# What to produce
In the entries below, find every line with "Romana" and copy it.

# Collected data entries
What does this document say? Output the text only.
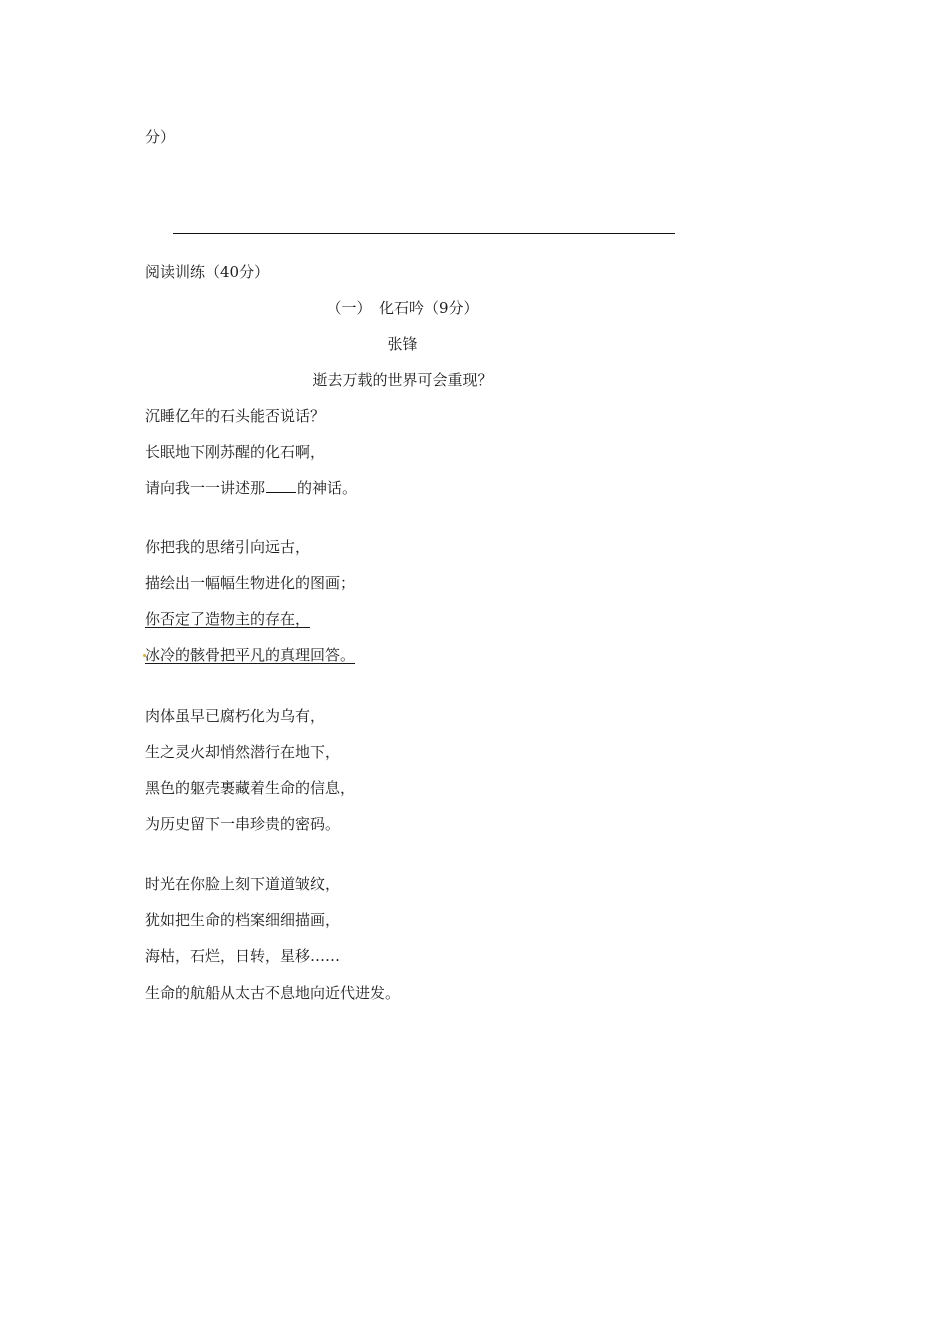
分）
阅读训练（40分）
（一）　化石吟（9分）
张锋
逝去万载的世界可会重现？
沉睡亿年的石头能否说话？
长眠地下刚苏醒的化石啊，
请向我一一讲述那 的神话。
你把我的思绪引向远古，
描绘出一幅幅生物进化的图画；
你否定了造物主的存在，
冰冷的骸骨把平凡的真理回答。
肉体虽早已腐朽化为乌有，
生之灵火却悄然潜行在地下，
黑色的躯壳裹藏着生命的信息，
为历史留下一串珍贵的密码。
时光在你脸上刻下道道皱纹，
犹如把生命的档案细细描画，
海枯，石烂，日转，星移……
生命的航船从太古不息地向近代进发。
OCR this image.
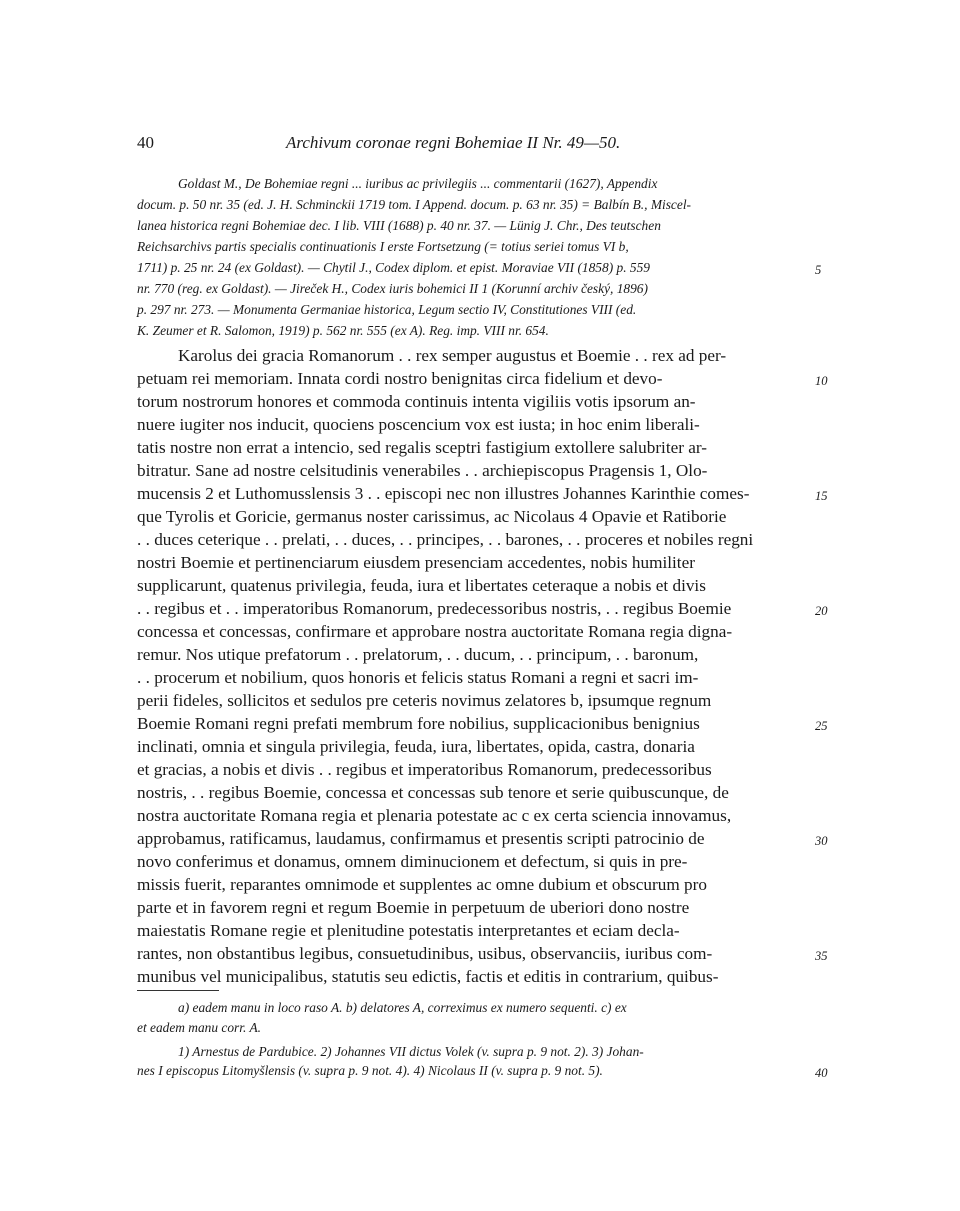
40	Archivum coronae regni Bohemiae II Nr. 49—50.
Goldast M., De Bohemiae regni ... iuribus ac privilegiis ... commentarii (1627), Appendix
docum. p. 50 nr. 35 (ed. J. H. Schminckii 1719 tom. I Append. docum. p. 63 nr. 35) = Balbín B., Miscel-
lanea historica regni Bohemiae dec. I lib. VIII (1688) p. 40 nr. 37. — Lünig J. Chr., Des teutschen
Reichsarchivs partis specialis continuationis I erste Fortsetzung (= totius seriei tomus VI b,
1711) p. 25 nr. 24 (ex Goldast). — Chytil J., Codex diplom. et epist. Moraviae VII (1858) p. 559
nr. 770 (reg. ex Goldast). — Jireček H., Codex iuris bohemici II 1 (Korunní archiv český, 1896)
p. 297 nr. 273. — Monumenta Germaniae historica, Legum sectio IV, Constitutiones VIII (ed.
K. Zeumer et R. Salomon, 1919) p. 562 nr. 555 (ex A). Reg. imp. VIII nr. 654.
Karolus dei gracia Romanorum . . rex semper augustus et Boemie . . rex ad per-
petuam rei memoriam. Innata cordi nostro benignitas circa fidelium et devo-
torum nostrorum honores et commoda continuis intenta vigiliis votis ipsorum an-
nuere iugiter nos inducit, quociens poscencium vox est iusta; in hoc enim liberali-
tatis nostre non errat a intencio, sed regalis sceptri fastigium extollere salubriter ar-
bitratur. Sane ad nostre celsitudinis venerabiles . . archiepiscopus Pragensis 1, Olo-
mucensis 2 et Luthomusslensis 3 . . episcopi nec non illustres Johannes Karinthie comes-
que Tyrolis et Goricie, germanus noster carissimus, ac Nicolaus 4 Opavie et Ratiborie
. . duces ceterique . . prelati, . . duces, . . principes, . . barones, . . proceres et nobiles regni
nostri Boemie et pertinenciarum eiusdem presenciam accedentes, nobis humiliter
supplicarunt, quatenus privilegia, feuda, iura et libertates ceteraque a nobis et divis
. . regibus et . . imperatoribus Romanorum, predecessoribus nostris, . . regibus Boemie
concessa et concessas, confirmare et approbare nostra auctoritate Romana regia digna-
remur. Nos utique prefatorum . . prelatorum, . . ducum, . . principum, . . baronum,
. . procerum et nobilium, quos honoris et felicis status Romani a regni et sacri im-
perii fideles, sollicitos et sedulos pre ceteris novimus zelatores b, ipsumque regnum
Boemie Romani regni prefati membrum fore nobilius, supplicacionibus benignius
inclinati, omnia et singula privilegia, feuda, iura, libertates, opida, castra, donaria
et gracias, a nobis et divis . . regibus et imperatoribus Romanorum, predecessoribus
nostris, . . regibus Boemie, concessa et concessas sub tenore et serie quibuscunque, de
nostra auctoritate Romana regia et plenaria potestate ac c ex certa sciencia innovamus,
approbamus, ratificamus, laudamus, confirmamus et presentis scripti patrocinio de
novo conferimus et donamus, omnem diminucionem et defectum, si quis in pre-
missis fuerit, reparantes omnimode et supplentes ac omne dubium et obscurum pro
parte et in favorem regni et regum Boemie in perpetuum de uberiori dono nostre
maiestatis Romane regie et plenitudine potestatis interpretantes et eciam decla-
rantes, non obstantibus legibus, consuetudinibus, usibus, observanciis, iuribus com-
munibus vel municipalibus, statutis seu edictis, factis et editis in contrarium, quibus-
a) eadem manu in loco raso A. b) delatores A, correximus ex numero sequenti. c) ex
et eadem manu corr. A.
1) Arnestus de Pardubice. 2) Johannes VII dictus Volek (v. supra p. 9 not. 2). 3) Johan-
nes I episcopus Litomyšlensis (v. supra p. 9 not. 4). 4) Nicolaus II (v. supra p. 9 not. 5).
5
10
15
20
25
30
35
40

# Output for this task
concessa et concessas, confirmare et approbare nostra auctoritate Romana regia digna-
nostra auctoritate Romana regia et plenaria potestate ac c ex certa sciencia innovamus,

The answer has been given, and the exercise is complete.